It is required that all of the data be written out exactly.

═════ ITEMS

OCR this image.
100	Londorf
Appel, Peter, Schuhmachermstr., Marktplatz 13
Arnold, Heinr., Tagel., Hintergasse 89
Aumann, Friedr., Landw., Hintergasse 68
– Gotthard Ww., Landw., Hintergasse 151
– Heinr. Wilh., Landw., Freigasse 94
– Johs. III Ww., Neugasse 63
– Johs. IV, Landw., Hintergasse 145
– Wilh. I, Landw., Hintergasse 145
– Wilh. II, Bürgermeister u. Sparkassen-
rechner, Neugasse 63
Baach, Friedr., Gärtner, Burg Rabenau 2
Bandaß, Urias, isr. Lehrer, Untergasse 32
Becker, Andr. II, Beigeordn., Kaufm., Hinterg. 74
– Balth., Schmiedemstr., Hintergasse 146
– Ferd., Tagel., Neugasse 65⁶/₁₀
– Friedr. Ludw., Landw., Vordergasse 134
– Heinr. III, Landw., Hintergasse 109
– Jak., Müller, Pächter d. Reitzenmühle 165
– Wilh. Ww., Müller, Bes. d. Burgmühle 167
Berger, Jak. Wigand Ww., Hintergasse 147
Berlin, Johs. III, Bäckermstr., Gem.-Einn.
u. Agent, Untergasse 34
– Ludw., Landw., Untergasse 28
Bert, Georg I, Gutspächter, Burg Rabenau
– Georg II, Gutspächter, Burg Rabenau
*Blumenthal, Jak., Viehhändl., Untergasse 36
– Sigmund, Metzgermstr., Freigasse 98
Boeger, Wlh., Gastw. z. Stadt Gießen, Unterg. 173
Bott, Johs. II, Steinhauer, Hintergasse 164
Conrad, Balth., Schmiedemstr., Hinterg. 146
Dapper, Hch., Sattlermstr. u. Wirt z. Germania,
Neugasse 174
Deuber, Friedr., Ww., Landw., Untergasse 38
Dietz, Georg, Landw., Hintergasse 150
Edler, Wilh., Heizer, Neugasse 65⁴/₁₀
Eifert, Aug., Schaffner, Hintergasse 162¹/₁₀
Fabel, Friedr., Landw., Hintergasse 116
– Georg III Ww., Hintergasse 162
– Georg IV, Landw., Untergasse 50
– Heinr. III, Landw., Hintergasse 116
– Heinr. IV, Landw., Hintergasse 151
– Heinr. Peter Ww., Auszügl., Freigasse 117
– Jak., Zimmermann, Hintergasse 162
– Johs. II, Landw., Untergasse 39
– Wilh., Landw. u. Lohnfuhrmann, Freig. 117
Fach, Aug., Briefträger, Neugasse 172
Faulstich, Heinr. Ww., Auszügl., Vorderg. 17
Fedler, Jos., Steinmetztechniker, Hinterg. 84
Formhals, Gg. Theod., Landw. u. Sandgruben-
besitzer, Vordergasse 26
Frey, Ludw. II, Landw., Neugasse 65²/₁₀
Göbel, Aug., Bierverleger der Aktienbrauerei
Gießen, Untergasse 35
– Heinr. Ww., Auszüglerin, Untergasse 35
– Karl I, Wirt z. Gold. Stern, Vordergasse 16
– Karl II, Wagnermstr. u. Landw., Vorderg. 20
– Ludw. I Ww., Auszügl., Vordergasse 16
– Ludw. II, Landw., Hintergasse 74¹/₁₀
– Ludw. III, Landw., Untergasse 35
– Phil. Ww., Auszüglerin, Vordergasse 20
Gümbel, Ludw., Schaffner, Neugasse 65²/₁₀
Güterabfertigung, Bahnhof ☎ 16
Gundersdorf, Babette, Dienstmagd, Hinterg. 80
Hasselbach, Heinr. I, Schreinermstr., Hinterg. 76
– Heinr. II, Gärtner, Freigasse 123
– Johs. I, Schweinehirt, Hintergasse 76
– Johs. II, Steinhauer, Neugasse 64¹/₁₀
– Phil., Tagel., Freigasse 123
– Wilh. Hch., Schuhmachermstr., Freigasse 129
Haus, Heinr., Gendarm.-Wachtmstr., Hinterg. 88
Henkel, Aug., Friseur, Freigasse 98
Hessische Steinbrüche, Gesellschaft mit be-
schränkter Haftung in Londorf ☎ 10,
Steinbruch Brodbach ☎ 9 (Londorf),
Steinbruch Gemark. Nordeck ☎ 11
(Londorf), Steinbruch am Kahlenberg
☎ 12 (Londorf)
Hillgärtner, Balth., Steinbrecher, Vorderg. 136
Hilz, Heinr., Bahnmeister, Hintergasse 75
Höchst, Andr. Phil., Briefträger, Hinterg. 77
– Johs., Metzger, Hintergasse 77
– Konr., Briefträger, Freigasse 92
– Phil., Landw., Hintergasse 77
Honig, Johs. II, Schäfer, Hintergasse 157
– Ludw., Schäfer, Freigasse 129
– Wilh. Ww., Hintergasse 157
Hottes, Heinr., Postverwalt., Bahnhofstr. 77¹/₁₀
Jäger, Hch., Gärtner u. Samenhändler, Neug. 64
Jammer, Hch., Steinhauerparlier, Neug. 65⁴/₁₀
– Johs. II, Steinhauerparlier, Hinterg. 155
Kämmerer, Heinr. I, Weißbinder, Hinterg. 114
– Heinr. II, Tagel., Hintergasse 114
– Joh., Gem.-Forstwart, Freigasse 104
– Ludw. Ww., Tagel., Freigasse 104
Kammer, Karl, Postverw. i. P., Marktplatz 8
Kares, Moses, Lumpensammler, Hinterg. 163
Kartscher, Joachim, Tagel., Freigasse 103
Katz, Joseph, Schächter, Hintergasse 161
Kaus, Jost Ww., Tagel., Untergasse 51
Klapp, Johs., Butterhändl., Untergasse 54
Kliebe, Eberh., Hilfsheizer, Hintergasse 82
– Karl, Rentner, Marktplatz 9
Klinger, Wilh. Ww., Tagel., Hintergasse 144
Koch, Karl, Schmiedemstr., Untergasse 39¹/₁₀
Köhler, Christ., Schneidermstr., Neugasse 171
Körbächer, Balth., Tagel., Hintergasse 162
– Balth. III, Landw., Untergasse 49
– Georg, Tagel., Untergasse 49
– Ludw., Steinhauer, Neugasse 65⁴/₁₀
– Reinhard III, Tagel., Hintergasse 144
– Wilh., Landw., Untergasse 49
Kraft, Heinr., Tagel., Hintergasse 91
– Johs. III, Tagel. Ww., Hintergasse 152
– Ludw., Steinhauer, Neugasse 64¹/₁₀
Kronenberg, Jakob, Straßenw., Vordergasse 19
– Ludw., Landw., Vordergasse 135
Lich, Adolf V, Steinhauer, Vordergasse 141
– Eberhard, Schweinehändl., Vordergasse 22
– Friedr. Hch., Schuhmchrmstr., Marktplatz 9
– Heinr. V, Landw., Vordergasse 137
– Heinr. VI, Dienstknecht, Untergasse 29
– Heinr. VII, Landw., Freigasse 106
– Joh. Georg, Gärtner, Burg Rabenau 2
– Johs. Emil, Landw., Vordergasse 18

══════════

THE SOLUTION:
OCR this image.
100	Londorf
Appel, Peter, Schuhmachermstr., Marktplatz 13
Arnold, Heinr., Tagel., Hintergasse 89
Aumann, Friedr., Landw., Hintergasse 68
– Gotthard Ww., Landw., Hintergasse 151
– Heinr. Wilh., Landw., Freigasse 94
– Johs. III Ww., Neugasse 63
– Johs. IV, Landw., Hintergasse 145
– Wilh. I, Landw., Hintergasse 145
– Wilh. II, Bürgermeister u. Sparkassen-
rechner, Neugasse 63
Baach, Friedr., Gärtner, Burg Rabenau 2
Bandaß, Urias, isr. Lehrer, Untergasse 32
Becker, Andr. II, Beigeordn., Kaufm., Hinterg. 74
– Balth., Schmiedemstr., Hintergasse 146
– Ferd., Tagel., Neugasse 65⁶/₁₀
– Friedr. Ludw., Landw., Vordergasse 134
– Heinr. III, Landw., Hintergasse 109
– Jak., Müller, Pächter d. Reitzenmühle 165
– Wilh. Ww., Müller, Bes. d. Burgmühle 167
Berger, Jak. Wigand Ww., Hintergasse 147
Berlin, Johs. III, Bäckermstr., Gem.-Einn.
u. Agent, Untergasse 34
– Ludw., Landw., Untergasse 28
Bert, Georg I, Gutspächter, Burg Rabenau
– Georg II, Gutspächter, Burg Rabenau
*Blumenthal, Jak., Viehhändl., Untergasse 36
– Sigmund, Metzgermstr., Freigasse 98
Boeger, Wlh., Gastw. z. Stadt Gießen, Unterg. 173
Bott, Johs. II, Steinhauer, Hintergasse 164
Conrad, Balth., Schmiedemstr., Hinterg. 146
Dapper, Hch., Sattlermstr. u. Wirt z. Germania,
Neugasse 174
Deuber, Friedr., Ww., Landw., Untergasse 38
Dietz, Georg, Landw., Hintergasse 150
Edler, Wilh., Heizer, Neugasse 65⁴/₁₀
Eifert, Aug., Schaffner, Hintergasse 162¹/₁₀
Fabel, Friedr., Landw., Hintergasse 116
– Georg III Ww., Hintergasse 162
– Georg IV, Landw., Untergasse 50
– Heinr. III, Landw., Hintergasse 116
– Heinr. IV, Landw., Hintergasse 151
– Heinr. Peter Ww., Auszügl., Freigasse 117
– Jak., Zimmermann, Hintergasse 162
– Johs. II, Landw., Untergasse 39
– Wilh., Landw. u. Lohnfuhrmann, Freig. 117
Fach, Aug., Briefträger, Neugasse 172
Faulstich, Heinr. Ww., Auszügl., Vorderg. 17
Fedler, Jos., Steinmetztechniker, Hinterg. 84
Formhals, Gg. Theod., Landw. u. Sandgruben-
besitzer, Vordergasse 26
Frey, Ludw. II, Landw., Neugasse 65²/₁₀
Göbel, Aug., Bierverleger der Aktienbrauerei
Gießen, Untergasse 35
– Heinr. Ww., Auszüglerin, Untergasse 35
– Karl I, Wirt z. Gold. Stern, Vordergasse 16
– Karl II, Wagnermstr. u. Landw., Vorderg. 20
– Ludw. I Ww., Auszügl., Vordergasse 16
– Ludw. II, Landw., Hintergasse 74¹/₁₀
– Ludw. III, Landw., Untergasse 35
– Phil. Ww., Auszüglerin, Vordergasse 20
Gümbel, Ludw., Schaffner, Neugasse 65²/₁₀
Güterabfertigung, Bahnhof ☎ 16
Gundersdorf, Babette, Dienstmagd, Hinterg. 80
Hasselbach, Heinr. I, Schreinermstr., Hinterg. 76
– Heinr. II, Gärtner, Freigasse 123
– Johs. I, Schweinehirt, Hintergasse 76
– Johs. II, Steinhauer, Neugasse 64¹/₁₀
– Phil., Tagel., Freigasse 123
– Wilh. Hch., Schuhmachermstr., Freigasse 129
Haus, Heinr., Gendarm.-Wachtmstr., Hinterg. 88
Henkel, Aug., Friseur, Freigasse 98
Hessische Steinbrüche, Gesellschaft mit be-
schränkter Haftung in Londorf ☎ 10,
Steinbruch Brodbach ☎ 9 (Londorf),
Steinbruch Gemark. Nordeck ☎ 11
(Londorf), Steinbruch am Kahlenberg
☎ 12 (Londorf)
Hillgärtner, Balth., Steinbrecher, Vorderg. 136
Hilz, Heinr., Bahnmeister, Hintergasse 75
Höchst, Andr. Phil., Briefträger, Hinterg. 77
– Johs., Metzger, Hintergasse 77
– Konr., Briefträger, Freigasse 92
– Phil., Landw., Hintergasse 77
Honig, Johs. II, Schäfer, Hintergasse 157
– Ludw., Schäfer, Freigasse 129
– Wilh. Ww., Hintergasse 157
Hottes, Heinr., Postverwalt., Bahnhofstr. 77¹/₁₀
Jäger, Hch., Gärtner u. Samenhändler, Neug. 64
Jammer, Hch., Steinhauerparlier, Neug. 65⁴/₁₀
– Johs. II, Steinhauerparlier, Hinterg. 155
Kämmerer, Heinr. I, Weißbinder, Hinterg. 114
– Heinr. II, Tagel., Hintergasse 114
– Joh., Gem.-Forstwart, Freigasse 104
– Ludw. Ww., Tagel., Freigasse 104
Kammer, Karl, Postverw. i. P., Marktplatz 8
Kares, Moses, Lumpensammler, Hinterg. 163
Kartscher, Joachim, Tagel., Freigasse 103
Katz, Joseph, Schächter, Hintergasse 161
Kaus, Jost Ww., Tagel., Untergasse 51
Klapp, Johs., Butterhändl., Untergasse 54
Kliebe, Eberh., Hilfsheizer, Hintergasse 82
– Karl, Rentner, Marktplatz 9
Klinger, Wilh. Ww., Tagel., Hintergasse 144
Koch, Karl, Schmiedemstr., Untergasse 39¹/₁₀
Köhler, Christ., Schneidermstr., Neugasse 171
Körbächer, Balth., Tagel., Hintergasse 162
– Balth. III, Landw., Untergasse 49
– Georg, Tagel., Untergasse 49
– Ludw., Steinhauer, Neugasse 65⁴/₁₀
– Reinhard III, Tagel., Hintergasse 144
– Wilh., Landw., Untergasse 49
Kraft, Heinr., Tagel., Hintergasse 91
– Johs. III, Tagel. Ww., Hintergasse 152
– Ludw., Steinhauer, Neugasse 64¹/₁₀
Kronenberg, Jakob, Straßenw., Vordergasse 19
– Ludw., Landw., Vordergasse 135
Lich, Adolf V, Steinhauer, Vordergasse 141
– Eberhard, Schweinehändl., Vordergasse 22
– Friedr. Hch., Schuhmchrmstr., Marktplatz 9
– Heinr. V, Landw., Vordergasse 137
– Heinr. VI, Dienstknecht, Untergasse 29
– Heinr. VII, Landw., Freigasse 106
– Joh. Georg, Gärtner, Burg Rabenau 2
– Johs. Emil, Landw., Vordergasse 18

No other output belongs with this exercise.